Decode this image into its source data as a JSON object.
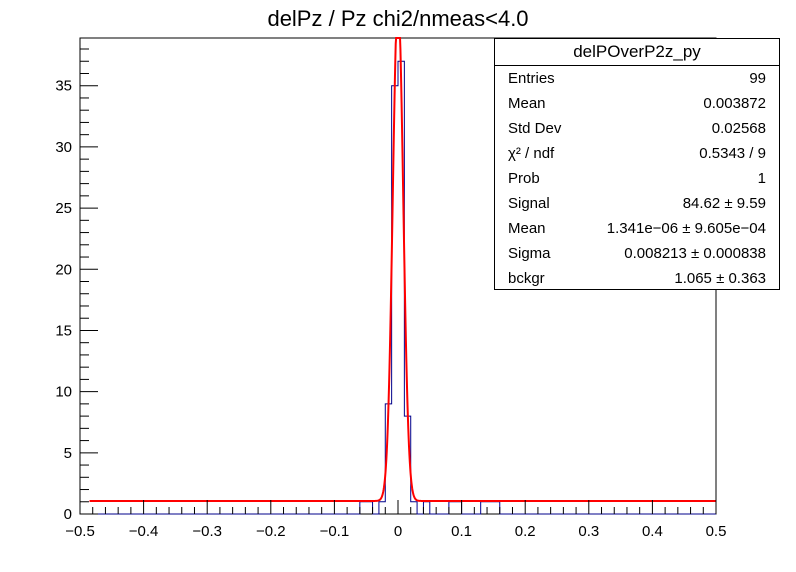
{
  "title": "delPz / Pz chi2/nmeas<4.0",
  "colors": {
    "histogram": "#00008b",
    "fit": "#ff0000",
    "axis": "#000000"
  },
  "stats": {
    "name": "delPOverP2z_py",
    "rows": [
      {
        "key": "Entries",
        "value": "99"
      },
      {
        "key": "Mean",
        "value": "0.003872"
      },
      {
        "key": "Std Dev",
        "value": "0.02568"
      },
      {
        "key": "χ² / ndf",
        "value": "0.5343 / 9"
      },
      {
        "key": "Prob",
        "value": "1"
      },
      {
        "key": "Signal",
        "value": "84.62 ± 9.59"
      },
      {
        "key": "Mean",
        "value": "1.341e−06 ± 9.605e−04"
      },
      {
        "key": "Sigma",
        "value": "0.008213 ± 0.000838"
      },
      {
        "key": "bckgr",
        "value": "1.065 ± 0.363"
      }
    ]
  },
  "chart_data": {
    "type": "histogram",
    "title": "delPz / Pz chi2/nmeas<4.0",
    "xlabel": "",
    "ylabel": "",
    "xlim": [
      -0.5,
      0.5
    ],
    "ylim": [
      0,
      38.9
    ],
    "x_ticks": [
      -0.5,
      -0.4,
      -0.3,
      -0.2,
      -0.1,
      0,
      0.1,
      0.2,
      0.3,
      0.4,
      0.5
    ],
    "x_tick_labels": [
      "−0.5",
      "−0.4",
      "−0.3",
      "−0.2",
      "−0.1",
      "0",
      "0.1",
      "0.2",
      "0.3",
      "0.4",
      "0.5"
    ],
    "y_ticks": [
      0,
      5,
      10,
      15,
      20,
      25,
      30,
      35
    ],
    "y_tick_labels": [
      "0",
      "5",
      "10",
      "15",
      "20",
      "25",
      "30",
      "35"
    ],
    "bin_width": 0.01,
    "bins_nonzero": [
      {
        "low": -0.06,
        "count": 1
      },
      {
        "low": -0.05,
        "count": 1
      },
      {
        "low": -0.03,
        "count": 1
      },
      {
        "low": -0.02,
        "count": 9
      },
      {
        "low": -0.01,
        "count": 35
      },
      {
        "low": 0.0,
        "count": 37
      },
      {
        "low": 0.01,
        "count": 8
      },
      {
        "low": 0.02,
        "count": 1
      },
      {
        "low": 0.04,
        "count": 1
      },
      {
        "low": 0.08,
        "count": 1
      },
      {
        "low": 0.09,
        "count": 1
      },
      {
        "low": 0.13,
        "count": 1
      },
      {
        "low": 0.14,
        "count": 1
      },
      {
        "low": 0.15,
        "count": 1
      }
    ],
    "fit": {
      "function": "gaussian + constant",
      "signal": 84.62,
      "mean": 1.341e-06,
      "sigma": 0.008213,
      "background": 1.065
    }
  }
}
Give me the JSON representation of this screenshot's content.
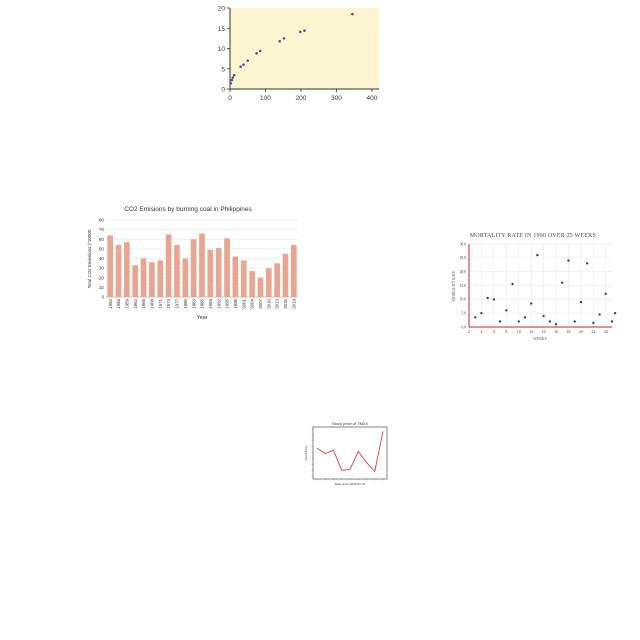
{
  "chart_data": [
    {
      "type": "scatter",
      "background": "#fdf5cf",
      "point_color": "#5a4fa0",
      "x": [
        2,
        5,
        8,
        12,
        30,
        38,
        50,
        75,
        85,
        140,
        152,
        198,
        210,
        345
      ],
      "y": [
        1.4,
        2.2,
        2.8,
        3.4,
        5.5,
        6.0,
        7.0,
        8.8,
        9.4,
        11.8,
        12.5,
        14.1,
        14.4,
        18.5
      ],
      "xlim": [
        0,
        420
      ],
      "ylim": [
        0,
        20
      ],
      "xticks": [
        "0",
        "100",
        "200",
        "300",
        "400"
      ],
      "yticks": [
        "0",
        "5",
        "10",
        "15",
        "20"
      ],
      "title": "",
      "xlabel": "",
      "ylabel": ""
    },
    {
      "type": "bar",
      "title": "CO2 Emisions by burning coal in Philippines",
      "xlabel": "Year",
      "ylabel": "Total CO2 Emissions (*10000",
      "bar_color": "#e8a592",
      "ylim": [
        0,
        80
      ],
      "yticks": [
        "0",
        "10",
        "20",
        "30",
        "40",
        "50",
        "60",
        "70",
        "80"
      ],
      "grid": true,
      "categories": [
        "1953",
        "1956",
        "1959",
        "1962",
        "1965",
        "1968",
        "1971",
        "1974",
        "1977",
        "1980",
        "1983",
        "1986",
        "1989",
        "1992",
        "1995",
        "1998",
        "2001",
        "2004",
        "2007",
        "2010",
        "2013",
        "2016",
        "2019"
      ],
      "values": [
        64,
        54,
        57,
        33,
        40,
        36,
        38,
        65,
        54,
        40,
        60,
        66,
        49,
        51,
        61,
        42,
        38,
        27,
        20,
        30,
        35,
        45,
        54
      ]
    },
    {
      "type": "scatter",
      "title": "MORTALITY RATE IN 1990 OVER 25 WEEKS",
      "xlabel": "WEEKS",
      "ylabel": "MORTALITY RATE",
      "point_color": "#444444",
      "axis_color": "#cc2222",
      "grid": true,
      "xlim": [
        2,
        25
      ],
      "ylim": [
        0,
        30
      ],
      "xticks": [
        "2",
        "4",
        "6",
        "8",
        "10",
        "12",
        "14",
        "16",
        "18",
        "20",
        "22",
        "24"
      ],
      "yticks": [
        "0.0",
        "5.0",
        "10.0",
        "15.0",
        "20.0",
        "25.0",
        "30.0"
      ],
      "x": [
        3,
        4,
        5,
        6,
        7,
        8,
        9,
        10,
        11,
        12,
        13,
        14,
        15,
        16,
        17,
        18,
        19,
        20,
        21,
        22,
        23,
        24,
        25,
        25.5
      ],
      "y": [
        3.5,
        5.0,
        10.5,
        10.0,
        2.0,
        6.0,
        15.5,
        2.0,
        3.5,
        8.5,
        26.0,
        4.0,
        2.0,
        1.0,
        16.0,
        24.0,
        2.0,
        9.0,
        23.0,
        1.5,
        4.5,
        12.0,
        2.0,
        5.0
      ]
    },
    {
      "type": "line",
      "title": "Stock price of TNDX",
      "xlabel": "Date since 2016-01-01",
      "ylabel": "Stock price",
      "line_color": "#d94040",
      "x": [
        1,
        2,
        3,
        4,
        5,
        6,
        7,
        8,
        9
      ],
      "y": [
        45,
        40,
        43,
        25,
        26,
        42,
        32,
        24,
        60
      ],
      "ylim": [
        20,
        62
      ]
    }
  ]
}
--------------------
**STATED PROBLEM**
Show all lines from the records above where the word "JSON" occurs.

**OUTPUT OF THE TASK**
Decode this image into its source data as a JSON object.
Give me the JSON representation of this screenshot's content.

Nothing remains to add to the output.